Output every entry exactly as written, but omit the pictures.

Dataset records:

START

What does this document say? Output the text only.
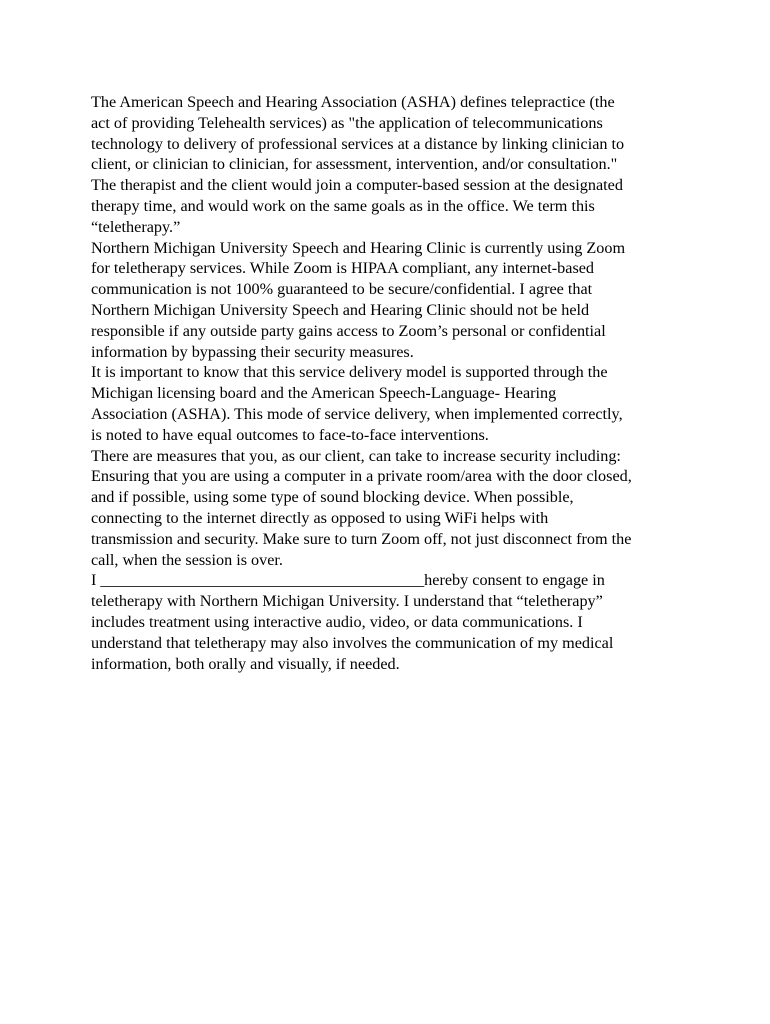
The American Speech and Hearing Association (ASHA) defines telepractice (the
act of providing Telehealth services) as "the application of telecommunications
technology to delivery of professional services at a distance by linking clinician to
client, or clinician to clinician, for assessment, intervention, and/or consultation."
The therapist and the client would join a computer-based session at the designated
therapy time, and would work on the same goals as in the office. We term this
“teletherapy.”

Northern Michigan University Speech and Hearing Clinic is currently using Zoom
for teletherapy services. While Zoom is HIPAA compliant, any internet-based
communication is not 100% guaranteed to be secure/confidential. I agree that
Northern Michigan University Speech and Hearing Clinic should not be held
responsible if any outside party gains access to Zoom’s personal or confidential
information by bypassing their security measures.

It is important to know that this service delivery model is supported through the
Michigan licensing board and the American Speech-Language- Hearing
Association (ASHA). This mode of service delivery, when implemented correctly,
is noted to have equal outcomes to face-to-face interventions.

There are measures that you, as our client, can take to increase security including:
Ensuring that you are using a computer in a private room/area with the door closed,
and if possible, using some type of sound blocking device. When possible,
connecting to the internet directly as opposed to using WiFi helps with
transmission and security. Make sure to turn Zoom off, not just disconnect from the
call, when the session is over.

I ________________________________________hereby consent to engage in
teletherapy with Northern Michigan University. I understand that “teletherapy”
includes treatment using interactive audio, video, or data communications. I
understand that teletherapy may also involves the communication of my medical
information, both orally and visually, if needed.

END

PROBLEM SOLUTION:
What does this document say? Output the text only.
The American Speech and Hearing Association (ASHA) defines telepractice (the
act of providing Telehealth services) as "the application of telecommunications
technology to delivery of professional services at a distance by linking clinician to
client, or clinician to clinician, for assessment, intervention, and/or consultation."
The therapist and the client would join a computer-based session at the designated
therapy time, and would work on the same goals as in the office. We term this
“teletherapy.”

Northern Michigan University Speech and Hearing Clinic is currently using Zoom
for teletherapy services. While Zoom is HIPAA compliant, any internet-based
communication is not 100% guaranteed to be secure/confidential. I agree that
Northern Michigan University Speech and Hearing Clinic should not be held
responsible if any outside party gains access to Zoom’s personal or confidential
information by bypassing their security measures.

It is important to know that this service delivery model is supported through the
Michigan licensing board and the American Speech-Language- Hearing
Association (ASHA). This mode of service delivery, when implemented correctly,
is noted to have equal outcomes to face-to-face interventions.

There are measures that you, as our client, can take to increase security including:
Ensuring that you are using a computer in a private room/area with the door closed,
and if possible, using some type of sound blocking device. When possible,
connecting to the internet directly as opposed to using WiFi helps with
transmission and security. Make sure to turn Zoom off, not just disconnect from the
call, when the session is over.

I ________________________________________hereby consent to engage in
teletherapy with Northern Michigan University. I understand that “teletherapy”
includes treatment using interactive audio, video, or data communications. I
understand that teletherapy may also involves the communication of my medical
information, both orally and visually, if needed.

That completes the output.